**Stated exercise:**
Copy every line of the following data that includes the string "우리학교".

**Task data:**
/---
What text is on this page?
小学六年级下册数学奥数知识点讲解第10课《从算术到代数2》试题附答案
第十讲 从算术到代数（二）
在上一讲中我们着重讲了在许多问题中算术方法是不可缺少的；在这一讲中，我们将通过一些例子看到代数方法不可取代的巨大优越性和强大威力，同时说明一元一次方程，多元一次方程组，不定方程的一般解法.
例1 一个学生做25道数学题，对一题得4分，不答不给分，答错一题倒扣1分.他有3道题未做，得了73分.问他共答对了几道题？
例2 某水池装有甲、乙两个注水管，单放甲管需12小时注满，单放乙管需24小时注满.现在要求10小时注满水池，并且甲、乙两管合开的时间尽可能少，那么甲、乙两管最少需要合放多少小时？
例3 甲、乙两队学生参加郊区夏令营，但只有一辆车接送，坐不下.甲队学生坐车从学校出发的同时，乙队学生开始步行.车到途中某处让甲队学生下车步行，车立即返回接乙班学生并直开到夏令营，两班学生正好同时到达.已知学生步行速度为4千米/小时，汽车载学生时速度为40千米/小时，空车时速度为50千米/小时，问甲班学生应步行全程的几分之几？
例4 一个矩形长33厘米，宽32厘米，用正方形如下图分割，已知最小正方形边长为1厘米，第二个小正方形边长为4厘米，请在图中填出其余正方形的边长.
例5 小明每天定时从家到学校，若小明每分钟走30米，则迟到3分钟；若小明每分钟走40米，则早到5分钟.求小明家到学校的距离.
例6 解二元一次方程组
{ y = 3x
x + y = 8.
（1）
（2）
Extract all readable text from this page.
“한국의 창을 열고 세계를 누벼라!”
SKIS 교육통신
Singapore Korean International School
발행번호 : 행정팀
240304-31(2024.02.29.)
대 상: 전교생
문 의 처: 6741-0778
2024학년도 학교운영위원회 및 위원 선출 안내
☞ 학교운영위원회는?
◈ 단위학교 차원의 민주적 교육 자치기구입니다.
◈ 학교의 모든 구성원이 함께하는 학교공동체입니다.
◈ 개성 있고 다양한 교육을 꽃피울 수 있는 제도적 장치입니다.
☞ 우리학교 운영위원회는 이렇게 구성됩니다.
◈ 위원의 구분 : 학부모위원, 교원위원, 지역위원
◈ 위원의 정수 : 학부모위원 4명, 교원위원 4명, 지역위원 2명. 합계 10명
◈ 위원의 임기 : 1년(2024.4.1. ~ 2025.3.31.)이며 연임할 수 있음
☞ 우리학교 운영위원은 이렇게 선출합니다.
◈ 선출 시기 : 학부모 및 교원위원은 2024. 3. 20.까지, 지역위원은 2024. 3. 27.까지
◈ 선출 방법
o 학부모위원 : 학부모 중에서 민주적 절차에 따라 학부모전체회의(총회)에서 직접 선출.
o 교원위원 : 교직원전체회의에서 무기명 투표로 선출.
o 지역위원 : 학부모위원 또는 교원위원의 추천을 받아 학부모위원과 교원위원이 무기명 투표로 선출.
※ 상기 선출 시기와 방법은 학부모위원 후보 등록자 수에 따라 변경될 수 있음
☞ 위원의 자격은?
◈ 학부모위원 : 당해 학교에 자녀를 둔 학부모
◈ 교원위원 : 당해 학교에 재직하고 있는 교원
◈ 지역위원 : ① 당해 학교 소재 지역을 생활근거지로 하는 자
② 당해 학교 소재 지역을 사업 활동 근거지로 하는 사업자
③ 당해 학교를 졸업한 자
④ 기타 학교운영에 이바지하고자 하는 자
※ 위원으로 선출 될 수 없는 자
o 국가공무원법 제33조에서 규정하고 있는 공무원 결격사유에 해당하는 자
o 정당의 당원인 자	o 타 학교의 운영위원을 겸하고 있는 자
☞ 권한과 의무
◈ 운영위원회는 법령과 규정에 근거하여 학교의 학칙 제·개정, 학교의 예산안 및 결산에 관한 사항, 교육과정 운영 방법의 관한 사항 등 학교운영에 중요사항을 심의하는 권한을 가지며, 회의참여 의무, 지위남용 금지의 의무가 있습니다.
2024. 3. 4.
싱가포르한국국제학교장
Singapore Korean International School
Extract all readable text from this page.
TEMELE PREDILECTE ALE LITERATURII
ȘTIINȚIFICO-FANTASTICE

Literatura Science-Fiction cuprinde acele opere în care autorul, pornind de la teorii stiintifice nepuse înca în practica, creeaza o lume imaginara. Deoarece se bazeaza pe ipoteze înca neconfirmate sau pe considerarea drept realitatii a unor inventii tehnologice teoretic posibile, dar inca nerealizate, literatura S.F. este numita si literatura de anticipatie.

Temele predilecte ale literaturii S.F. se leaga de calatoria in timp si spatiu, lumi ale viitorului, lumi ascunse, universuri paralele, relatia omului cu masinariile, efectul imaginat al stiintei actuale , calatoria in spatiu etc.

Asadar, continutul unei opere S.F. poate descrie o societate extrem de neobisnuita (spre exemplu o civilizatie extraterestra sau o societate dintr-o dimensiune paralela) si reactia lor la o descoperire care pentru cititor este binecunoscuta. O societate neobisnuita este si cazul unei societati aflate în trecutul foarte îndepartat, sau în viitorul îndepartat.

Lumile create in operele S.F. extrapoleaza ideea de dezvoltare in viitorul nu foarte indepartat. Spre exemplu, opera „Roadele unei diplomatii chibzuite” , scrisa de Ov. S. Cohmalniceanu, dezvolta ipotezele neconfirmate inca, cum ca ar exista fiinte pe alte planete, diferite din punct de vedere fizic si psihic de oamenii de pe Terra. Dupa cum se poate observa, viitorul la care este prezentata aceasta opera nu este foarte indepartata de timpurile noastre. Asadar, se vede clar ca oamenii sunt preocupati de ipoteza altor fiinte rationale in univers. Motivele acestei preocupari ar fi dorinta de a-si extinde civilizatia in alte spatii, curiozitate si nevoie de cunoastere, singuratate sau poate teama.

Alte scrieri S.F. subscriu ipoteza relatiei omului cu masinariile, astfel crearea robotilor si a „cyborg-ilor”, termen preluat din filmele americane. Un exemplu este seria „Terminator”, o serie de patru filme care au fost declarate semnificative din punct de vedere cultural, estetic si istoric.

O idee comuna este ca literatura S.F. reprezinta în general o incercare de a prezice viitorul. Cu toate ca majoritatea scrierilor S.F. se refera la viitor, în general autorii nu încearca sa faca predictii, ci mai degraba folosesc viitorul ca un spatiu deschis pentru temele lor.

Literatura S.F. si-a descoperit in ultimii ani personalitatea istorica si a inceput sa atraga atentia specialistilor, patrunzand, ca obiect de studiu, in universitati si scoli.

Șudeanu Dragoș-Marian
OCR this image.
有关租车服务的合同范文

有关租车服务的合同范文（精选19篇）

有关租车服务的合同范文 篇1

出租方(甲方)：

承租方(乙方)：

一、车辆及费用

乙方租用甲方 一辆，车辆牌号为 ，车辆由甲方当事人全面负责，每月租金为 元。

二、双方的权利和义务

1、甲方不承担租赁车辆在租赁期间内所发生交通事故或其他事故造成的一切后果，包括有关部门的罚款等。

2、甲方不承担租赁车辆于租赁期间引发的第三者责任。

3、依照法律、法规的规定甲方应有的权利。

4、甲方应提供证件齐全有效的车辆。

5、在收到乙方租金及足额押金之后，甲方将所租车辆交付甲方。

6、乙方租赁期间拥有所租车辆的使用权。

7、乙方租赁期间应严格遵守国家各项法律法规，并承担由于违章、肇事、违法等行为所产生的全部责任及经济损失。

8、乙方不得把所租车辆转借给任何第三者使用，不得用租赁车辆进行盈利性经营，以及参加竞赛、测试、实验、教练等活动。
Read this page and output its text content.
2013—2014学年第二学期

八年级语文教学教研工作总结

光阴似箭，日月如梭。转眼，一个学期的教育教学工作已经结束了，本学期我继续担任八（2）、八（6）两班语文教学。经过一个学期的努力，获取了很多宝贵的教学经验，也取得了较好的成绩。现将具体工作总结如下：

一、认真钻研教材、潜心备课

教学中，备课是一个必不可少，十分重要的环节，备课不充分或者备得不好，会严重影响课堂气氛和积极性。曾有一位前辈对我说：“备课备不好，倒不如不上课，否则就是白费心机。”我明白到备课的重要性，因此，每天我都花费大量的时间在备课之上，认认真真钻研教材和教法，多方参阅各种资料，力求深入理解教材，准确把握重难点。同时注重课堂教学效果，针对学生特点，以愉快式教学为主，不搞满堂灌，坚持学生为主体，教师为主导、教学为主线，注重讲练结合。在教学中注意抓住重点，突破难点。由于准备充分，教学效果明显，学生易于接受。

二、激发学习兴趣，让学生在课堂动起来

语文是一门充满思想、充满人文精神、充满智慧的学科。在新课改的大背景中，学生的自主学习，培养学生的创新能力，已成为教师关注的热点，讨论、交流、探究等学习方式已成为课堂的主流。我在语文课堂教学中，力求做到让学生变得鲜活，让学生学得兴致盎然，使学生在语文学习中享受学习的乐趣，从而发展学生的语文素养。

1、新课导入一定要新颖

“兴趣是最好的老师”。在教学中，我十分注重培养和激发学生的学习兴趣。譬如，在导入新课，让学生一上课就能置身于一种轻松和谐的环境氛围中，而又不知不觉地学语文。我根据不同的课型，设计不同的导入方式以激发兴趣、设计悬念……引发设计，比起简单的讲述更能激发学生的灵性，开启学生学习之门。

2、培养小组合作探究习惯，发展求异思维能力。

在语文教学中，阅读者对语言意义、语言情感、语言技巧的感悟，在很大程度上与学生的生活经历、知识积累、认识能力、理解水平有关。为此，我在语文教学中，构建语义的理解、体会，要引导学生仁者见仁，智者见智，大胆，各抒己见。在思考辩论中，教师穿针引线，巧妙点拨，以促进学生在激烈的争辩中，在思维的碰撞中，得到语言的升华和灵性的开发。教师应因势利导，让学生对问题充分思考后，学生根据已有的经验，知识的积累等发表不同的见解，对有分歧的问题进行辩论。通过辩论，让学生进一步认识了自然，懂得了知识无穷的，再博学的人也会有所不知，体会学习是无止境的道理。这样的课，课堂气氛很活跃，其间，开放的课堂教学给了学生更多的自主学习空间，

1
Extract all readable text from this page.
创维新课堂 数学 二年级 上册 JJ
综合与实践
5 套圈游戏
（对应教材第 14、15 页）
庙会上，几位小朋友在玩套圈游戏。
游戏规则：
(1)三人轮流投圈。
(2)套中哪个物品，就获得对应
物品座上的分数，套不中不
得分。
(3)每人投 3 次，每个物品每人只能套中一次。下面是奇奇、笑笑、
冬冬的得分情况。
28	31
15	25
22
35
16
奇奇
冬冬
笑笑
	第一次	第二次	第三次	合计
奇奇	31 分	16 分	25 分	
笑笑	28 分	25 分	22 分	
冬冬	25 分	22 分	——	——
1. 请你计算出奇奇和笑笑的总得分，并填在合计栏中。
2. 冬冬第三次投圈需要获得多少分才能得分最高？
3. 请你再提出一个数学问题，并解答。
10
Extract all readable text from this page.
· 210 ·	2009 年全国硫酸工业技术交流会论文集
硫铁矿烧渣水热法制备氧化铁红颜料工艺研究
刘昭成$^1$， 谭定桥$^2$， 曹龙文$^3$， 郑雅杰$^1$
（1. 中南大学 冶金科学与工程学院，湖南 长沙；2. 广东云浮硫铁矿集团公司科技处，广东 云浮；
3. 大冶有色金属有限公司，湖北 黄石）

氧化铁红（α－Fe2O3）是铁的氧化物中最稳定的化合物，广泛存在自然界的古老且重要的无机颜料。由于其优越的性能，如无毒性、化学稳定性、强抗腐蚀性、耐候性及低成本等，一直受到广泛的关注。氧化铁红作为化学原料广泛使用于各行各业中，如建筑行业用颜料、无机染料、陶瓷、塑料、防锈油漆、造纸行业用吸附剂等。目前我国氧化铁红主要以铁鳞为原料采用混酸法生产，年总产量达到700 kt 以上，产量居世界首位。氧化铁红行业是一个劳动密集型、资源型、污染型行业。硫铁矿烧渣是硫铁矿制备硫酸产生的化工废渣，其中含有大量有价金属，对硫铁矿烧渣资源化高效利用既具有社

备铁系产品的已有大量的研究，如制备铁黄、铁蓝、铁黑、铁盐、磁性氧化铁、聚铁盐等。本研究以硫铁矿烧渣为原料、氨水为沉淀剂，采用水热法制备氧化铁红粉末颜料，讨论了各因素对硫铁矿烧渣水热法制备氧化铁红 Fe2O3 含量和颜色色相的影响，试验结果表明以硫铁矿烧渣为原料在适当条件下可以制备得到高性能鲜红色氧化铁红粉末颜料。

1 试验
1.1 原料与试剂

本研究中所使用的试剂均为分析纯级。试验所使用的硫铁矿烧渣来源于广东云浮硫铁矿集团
\---
**Task answer:**
☞ 우리학교 운영위원회는 이렇게 구성됩니다.
☞ 우리학교 운영위원은 이렇게 선출합니다.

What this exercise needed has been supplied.